[A block of data]
● ● ●

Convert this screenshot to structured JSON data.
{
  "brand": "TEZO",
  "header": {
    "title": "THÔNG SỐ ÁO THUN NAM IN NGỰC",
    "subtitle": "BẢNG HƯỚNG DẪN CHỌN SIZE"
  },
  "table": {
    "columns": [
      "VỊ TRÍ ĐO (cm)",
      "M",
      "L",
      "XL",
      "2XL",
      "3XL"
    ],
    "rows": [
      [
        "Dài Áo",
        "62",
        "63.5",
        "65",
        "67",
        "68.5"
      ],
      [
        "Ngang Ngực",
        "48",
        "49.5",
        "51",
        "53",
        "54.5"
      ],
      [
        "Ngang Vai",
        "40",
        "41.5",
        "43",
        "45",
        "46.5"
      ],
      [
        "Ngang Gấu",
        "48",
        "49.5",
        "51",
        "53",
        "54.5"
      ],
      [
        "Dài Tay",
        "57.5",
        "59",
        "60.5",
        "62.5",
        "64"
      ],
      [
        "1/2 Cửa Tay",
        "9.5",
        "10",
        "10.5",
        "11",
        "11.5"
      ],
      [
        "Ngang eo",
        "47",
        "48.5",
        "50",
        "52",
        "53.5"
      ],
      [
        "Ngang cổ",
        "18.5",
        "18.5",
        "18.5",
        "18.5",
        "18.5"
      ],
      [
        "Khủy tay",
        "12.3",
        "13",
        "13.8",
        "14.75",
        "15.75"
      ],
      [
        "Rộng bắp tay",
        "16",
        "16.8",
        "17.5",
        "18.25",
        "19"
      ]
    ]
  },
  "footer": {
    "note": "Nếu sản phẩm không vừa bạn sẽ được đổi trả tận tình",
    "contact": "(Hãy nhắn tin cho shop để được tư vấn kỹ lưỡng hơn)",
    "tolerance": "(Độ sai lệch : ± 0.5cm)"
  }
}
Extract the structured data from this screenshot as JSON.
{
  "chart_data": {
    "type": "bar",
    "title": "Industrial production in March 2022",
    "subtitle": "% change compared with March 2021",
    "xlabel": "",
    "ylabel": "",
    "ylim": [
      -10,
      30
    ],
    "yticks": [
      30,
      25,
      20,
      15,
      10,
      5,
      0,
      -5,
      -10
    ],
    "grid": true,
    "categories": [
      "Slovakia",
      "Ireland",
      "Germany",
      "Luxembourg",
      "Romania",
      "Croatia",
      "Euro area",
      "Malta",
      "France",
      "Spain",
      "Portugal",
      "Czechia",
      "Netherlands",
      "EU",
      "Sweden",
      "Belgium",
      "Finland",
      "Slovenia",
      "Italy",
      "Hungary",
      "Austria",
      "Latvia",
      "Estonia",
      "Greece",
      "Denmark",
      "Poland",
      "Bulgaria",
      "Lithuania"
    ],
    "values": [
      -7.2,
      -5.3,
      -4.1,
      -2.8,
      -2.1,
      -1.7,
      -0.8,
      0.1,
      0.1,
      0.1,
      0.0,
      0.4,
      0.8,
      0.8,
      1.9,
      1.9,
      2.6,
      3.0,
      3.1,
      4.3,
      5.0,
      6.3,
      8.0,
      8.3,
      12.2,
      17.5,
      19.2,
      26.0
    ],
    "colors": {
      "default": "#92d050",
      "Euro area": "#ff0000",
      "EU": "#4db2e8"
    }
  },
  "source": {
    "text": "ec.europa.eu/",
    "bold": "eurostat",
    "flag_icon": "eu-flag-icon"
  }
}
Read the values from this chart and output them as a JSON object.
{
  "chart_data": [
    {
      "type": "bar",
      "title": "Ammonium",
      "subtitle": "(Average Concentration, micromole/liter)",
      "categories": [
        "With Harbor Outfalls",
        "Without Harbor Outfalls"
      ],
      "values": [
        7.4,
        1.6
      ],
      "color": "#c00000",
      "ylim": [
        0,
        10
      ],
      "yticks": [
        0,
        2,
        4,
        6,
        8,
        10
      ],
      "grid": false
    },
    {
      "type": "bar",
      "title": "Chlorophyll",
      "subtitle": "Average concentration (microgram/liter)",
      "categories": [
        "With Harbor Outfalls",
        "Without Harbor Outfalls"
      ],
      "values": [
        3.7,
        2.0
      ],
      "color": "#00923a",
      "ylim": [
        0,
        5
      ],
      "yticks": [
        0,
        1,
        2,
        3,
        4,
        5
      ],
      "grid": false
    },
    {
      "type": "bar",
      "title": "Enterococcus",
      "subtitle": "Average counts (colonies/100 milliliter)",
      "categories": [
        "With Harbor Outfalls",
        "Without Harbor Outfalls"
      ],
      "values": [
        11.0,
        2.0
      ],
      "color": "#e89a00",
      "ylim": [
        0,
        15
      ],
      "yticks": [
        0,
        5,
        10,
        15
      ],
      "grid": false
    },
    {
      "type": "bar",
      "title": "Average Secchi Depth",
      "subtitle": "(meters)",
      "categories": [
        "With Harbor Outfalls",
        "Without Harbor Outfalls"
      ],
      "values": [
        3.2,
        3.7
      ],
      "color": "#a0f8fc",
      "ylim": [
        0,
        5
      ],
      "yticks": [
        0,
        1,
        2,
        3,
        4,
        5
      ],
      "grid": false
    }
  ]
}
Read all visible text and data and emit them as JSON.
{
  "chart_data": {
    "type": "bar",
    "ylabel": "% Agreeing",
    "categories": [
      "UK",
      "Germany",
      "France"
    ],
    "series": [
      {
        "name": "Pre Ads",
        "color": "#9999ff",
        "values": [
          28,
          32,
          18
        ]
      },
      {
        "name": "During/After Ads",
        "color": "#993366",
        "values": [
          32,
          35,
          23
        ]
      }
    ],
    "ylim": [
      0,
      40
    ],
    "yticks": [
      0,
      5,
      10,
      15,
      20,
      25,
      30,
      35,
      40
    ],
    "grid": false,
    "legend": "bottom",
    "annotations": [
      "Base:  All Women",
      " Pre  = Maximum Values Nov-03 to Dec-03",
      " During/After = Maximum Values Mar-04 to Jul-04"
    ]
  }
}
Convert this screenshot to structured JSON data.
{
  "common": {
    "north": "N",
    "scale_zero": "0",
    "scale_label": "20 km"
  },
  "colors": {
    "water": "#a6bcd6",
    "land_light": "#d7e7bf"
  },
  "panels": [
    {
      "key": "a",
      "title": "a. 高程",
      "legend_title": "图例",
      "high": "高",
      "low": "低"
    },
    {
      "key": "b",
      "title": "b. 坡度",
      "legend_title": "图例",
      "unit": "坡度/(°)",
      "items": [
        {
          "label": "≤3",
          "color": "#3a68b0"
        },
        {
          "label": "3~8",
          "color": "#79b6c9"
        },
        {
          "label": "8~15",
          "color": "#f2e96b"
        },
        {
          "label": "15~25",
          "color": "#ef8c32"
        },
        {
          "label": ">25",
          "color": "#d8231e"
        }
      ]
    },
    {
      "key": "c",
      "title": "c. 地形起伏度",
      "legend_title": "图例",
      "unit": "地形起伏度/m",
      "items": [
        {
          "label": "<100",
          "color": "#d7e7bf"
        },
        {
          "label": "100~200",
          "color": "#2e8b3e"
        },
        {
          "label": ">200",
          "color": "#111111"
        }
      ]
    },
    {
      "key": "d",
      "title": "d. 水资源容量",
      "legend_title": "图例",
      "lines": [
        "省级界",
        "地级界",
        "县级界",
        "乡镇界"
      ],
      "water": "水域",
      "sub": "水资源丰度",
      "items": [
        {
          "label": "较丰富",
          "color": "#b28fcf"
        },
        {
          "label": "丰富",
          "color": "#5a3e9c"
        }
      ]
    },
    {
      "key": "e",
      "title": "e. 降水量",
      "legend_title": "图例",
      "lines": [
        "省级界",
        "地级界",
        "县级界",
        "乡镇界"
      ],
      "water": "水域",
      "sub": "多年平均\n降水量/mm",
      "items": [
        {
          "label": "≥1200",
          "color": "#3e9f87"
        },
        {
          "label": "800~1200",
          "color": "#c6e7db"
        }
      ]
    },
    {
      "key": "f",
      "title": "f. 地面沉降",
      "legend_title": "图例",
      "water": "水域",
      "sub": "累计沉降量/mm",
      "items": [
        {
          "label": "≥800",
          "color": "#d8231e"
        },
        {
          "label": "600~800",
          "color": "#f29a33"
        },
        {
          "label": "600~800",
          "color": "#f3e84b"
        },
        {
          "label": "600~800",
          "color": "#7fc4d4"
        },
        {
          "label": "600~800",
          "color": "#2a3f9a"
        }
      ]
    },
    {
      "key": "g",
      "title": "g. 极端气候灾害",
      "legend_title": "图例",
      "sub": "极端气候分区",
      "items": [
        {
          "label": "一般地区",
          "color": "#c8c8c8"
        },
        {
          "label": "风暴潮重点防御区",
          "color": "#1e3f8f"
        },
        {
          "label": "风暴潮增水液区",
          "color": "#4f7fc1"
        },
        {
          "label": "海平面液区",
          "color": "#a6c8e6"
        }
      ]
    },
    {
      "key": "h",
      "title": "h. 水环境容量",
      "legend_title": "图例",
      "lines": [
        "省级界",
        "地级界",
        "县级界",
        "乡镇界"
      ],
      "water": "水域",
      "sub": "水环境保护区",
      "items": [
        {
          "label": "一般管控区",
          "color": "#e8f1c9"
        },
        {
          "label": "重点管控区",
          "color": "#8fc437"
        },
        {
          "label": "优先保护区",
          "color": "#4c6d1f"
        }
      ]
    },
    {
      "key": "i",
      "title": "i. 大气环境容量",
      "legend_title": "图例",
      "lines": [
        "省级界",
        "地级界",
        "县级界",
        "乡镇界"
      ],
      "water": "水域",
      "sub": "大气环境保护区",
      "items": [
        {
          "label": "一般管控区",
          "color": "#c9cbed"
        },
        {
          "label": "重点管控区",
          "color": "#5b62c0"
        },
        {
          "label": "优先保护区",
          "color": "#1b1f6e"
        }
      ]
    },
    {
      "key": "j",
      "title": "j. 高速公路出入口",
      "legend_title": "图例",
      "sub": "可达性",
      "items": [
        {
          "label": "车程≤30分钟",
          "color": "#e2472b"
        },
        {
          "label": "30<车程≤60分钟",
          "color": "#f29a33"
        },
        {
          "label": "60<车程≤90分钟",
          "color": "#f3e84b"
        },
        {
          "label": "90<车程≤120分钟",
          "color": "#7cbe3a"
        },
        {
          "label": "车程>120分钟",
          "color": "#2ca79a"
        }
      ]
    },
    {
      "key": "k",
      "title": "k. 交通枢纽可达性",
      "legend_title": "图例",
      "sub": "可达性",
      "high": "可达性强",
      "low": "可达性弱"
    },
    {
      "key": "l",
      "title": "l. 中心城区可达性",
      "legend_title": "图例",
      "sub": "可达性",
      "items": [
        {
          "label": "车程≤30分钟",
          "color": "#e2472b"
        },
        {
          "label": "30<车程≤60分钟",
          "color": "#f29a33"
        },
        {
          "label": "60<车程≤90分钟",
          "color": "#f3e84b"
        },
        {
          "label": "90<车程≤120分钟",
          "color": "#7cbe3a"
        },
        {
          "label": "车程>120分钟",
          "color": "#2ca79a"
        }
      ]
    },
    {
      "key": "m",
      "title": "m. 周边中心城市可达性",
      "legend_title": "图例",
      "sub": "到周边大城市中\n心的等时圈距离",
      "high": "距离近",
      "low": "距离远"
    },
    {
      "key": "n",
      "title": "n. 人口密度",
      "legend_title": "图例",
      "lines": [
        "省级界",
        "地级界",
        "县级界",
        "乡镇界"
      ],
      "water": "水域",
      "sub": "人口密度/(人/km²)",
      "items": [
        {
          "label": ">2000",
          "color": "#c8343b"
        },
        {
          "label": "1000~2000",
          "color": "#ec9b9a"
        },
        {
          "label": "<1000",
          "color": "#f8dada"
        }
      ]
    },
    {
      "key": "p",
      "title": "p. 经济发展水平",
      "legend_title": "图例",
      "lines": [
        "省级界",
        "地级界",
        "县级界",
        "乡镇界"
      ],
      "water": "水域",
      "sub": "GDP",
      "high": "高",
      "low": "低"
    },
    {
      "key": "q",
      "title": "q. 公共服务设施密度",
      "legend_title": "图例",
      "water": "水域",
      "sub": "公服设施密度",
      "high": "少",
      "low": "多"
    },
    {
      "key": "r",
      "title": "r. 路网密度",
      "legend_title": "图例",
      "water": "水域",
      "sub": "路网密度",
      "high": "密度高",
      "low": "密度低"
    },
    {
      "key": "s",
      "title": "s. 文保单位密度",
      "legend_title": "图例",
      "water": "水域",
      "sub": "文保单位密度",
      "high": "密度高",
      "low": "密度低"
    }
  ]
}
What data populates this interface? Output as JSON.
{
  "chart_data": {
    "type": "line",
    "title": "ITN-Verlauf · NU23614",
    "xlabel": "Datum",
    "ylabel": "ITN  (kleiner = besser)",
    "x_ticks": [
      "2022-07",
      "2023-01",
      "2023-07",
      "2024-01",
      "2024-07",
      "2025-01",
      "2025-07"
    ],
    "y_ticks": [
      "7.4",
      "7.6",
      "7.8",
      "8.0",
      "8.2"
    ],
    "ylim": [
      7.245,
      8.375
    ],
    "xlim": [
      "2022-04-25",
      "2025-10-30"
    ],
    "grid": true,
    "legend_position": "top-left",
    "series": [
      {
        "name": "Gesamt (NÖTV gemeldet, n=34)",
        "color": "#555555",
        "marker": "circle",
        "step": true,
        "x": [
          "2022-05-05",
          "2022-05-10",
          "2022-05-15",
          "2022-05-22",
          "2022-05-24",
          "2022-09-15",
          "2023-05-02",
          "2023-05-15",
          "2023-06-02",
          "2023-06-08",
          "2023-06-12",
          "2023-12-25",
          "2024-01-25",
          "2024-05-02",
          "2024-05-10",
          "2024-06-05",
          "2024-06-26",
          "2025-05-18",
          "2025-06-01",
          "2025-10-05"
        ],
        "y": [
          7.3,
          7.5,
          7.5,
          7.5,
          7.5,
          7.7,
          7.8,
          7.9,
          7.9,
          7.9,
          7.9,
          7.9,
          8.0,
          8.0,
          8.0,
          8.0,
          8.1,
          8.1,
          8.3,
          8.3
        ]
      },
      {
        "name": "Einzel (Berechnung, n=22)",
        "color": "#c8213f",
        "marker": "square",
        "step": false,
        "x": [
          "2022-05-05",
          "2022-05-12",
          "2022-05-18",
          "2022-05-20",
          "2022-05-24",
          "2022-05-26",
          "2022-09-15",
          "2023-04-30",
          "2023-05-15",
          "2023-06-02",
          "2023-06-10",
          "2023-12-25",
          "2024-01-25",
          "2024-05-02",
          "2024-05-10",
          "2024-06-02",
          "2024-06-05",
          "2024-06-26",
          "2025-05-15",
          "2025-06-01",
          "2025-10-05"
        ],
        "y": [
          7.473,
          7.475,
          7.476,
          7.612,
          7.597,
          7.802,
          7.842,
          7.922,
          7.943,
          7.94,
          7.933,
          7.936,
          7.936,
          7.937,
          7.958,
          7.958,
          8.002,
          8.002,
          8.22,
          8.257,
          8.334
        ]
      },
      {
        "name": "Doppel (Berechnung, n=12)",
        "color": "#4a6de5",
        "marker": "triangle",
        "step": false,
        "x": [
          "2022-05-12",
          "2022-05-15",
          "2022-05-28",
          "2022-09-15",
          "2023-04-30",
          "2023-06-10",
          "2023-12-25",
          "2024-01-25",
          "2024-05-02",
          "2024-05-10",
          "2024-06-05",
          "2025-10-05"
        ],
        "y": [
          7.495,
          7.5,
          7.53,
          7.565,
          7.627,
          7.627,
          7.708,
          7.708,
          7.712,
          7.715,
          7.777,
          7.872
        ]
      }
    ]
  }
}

● ● ●

— WHAT IS ASKED —
Report all lines of the material that contain the word "from".

— FULL SOLUTION —
Extract the structured data from this screenshot as JSON.
Read the values from this chart and output them as a JSON object.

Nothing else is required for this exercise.